_PROBLEM SET_.
A: Transcribe the portion of the passage on global supply chains that begins with the words containing "Today, that’s changed." and ends with "third-party international services.".
B: In the passage on global supply chains, what percentage of respondents said they outsourced customs-related functions, and what was the figure in 2002?
C: Carry the passage on global supply chains forward from its final sentence.

_DOCUMENT TEXT_.
--
By Clifford F. Lynch
For all the talk about globalization over the past decades, it’s only
recently that supply chains have become truly global. It’s not that companies
didn’t have foreign operations in the past; they did. But only rarely did
their logistics activities extend much beyond a single country’s borders.
Today, that’s changed. Everybody seems to be going global. Logistics people
who once couldn’t locate Zhongdian on a map suddenly find themselves arranging
multimodal moves from the area. And they’re expected to do it quickly and
without running afoul of trade regulations, currency restrictions or
documentation requirements. Small wonder that many end up turning to specialists
The result has been soaring demand for third-party international services.
When announcing the results of the latest third-party logistics survey at the
Council of Supply Chain Management Professionals’ annual conference, John
Langley of Georgia Tech noted that among third-party logistics (3PL) service
offerings in North America, customs brokerage/clearance had become the third
most popular, behind outbound transportation and tied for second place with
warehousing. A full 63 percent of the respondents reported that they outsourced
customs-related functions, compared to only 42 percent in 2002. It’s a similar
story with freight forwarding, now number five on the list. Right now, 56
percent of survey respondents who use 3PLs outsource freight forwarding, up from
43 percent in 2002.
--
_RAW RECORDS_.
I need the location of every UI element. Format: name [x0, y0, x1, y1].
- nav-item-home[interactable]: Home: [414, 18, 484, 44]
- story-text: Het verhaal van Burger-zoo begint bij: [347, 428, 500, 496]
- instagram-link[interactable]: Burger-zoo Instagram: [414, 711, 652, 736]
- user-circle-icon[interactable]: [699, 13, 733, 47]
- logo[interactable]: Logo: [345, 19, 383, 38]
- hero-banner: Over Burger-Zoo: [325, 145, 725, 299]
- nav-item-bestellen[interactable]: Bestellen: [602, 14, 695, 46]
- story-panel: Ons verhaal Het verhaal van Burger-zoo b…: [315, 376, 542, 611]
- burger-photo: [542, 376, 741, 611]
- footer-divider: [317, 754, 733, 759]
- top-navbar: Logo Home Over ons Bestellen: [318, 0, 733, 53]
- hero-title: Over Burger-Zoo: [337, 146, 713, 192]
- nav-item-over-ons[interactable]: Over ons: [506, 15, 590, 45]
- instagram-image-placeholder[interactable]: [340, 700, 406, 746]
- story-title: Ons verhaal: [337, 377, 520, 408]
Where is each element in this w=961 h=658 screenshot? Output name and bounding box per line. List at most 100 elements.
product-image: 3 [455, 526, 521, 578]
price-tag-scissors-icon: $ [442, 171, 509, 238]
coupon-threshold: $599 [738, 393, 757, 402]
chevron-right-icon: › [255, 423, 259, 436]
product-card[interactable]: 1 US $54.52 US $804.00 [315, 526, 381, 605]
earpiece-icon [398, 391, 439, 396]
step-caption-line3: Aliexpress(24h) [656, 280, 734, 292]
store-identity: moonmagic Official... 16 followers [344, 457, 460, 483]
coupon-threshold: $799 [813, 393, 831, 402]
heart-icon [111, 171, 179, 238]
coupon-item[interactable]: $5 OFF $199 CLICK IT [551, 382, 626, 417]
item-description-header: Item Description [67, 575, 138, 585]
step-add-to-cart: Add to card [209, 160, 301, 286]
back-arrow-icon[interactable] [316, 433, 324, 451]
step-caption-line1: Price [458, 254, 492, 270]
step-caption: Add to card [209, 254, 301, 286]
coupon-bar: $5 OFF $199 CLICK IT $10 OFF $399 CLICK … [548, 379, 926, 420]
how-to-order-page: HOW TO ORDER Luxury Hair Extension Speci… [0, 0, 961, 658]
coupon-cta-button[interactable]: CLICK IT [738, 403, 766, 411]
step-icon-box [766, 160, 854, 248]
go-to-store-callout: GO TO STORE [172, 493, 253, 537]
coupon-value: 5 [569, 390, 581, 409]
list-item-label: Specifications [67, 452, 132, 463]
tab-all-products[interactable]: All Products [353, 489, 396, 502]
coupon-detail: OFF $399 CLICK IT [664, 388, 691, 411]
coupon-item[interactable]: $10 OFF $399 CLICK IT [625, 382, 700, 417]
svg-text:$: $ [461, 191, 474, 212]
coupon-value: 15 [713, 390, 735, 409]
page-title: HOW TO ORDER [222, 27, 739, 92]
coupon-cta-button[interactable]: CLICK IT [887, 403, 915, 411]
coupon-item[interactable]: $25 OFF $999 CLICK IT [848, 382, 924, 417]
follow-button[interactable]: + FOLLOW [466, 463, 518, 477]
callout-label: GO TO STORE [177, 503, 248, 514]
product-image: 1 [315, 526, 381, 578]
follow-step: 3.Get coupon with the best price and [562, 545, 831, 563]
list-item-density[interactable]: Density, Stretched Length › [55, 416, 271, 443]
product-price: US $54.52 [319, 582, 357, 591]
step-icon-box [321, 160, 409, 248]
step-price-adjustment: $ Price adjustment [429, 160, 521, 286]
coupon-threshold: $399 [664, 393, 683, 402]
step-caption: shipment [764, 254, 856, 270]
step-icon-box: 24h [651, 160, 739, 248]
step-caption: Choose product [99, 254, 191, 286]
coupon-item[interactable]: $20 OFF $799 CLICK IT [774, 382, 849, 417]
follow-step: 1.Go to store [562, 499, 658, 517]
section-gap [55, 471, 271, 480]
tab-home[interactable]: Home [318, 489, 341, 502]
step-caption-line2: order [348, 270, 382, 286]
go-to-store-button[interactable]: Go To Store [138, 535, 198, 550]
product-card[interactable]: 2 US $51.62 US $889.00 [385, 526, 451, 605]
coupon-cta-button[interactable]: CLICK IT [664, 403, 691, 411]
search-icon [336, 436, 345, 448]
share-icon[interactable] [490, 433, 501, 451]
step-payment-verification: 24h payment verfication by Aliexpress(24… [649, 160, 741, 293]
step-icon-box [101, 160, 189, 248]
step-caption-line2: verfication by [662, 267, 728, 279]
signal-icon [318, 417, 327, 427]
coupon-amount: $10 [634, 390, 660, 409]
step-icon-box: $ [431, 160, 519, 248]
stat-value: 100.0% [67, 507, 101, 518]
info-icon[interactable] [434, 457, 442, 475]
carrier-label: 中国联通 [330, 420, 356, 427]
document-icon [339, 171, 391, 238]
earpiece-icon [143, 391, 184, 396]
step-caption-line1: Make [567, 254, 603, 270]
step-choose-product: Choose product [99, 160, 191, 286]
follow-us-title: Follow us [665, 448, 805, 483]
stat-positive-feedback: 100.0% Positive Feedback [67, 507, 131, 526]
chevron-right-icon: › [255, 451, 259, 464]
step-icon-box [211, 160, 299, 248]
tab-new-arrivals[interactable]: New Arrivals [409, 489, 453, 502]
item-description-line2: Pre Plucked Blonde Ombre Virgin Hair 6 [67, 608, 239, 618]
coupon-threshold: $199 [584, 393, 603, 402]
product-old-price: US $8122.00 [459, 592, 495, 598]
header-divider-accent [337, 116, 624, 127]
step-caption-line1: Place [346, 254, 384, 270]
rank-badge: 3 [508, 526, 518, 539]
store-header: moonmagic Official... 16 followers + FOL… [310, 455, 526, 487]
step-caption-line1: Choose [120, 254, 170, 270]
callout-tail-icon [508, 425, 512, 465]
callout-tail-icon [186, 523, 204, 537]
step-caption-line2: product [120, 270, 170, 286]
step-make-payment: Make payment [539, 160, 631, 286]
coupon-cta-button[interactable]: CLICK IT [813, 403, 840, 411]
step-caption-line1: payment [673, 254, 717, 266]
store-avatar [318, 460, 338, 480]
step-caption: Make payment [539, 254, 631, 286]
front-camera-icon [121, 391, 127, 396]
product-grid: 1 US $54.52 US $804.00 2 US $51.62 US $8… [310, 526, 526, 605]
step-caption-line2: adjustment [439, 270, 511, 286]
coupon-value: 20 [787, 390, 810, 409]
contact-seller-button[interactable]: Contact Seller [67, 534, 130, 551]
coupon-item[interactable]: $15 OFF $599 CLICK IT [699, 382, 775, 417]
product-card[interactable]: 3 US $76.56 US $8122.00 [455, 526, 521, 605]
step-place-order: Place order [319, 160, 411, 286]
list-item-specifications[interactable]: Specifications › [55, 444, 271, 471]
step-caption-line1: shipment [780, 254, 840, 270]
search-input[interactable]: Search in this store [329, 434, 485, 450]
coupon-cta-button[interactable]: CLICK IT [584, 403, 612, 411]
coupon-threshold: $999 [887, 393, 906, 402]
--
_ANSWERS FOR THE EXERCISE_.
A:
Today, that’s changed. Everybody seems to be going global. Logistics people
who once couldn’t locate Zhongdian on a map suddenly find themselves arranging
multimodal moves from the area. And they’re expected to do it quickly and
without running afoul of trade regulations, currency restrictions or
documentation requirements. Small wonder that many end up turning to specialists
The result has been soaring demand for third-party international services.

B: 63 percent, compared to 42 percent in 2002.

C:
But that’s only part of the story. The study also showed that when it comes
to global trade services, shippers want more. Along with customs clearance and
freight forwarding, they want a full menu of options: ocean transportation,
import documentation, shipment tracking and warehousing, to name a few.
The market has taken note. The big 3PLs are expanding their menus and taking
their message on the road. At the CSCMP annual meeting alone, attendees could
hardly turn around without bumping into a representative from a full-service
global service provider like BAX, UTi, Expeditors or UPS.
What’s striking about this market sector is the level of foreign ownership.
The top five global service providers are based overseas: Exel (Britain), Kuehne
& Nagel (Switzerland), Schenker (Austria), DHL Danzas (Germany), and P&O
Nedlloyd (Denmark). But wherever their headquarters may be, these companies are
undeniably interested in the U.S. market. Several have already made significant
inroads into the United States through acquisition and expansion. For evidence
of that, you need look no further than UTi Worldwide’s acquisition of Standard
Corp. or Kuehne & Nagel’s acquisition of USCO.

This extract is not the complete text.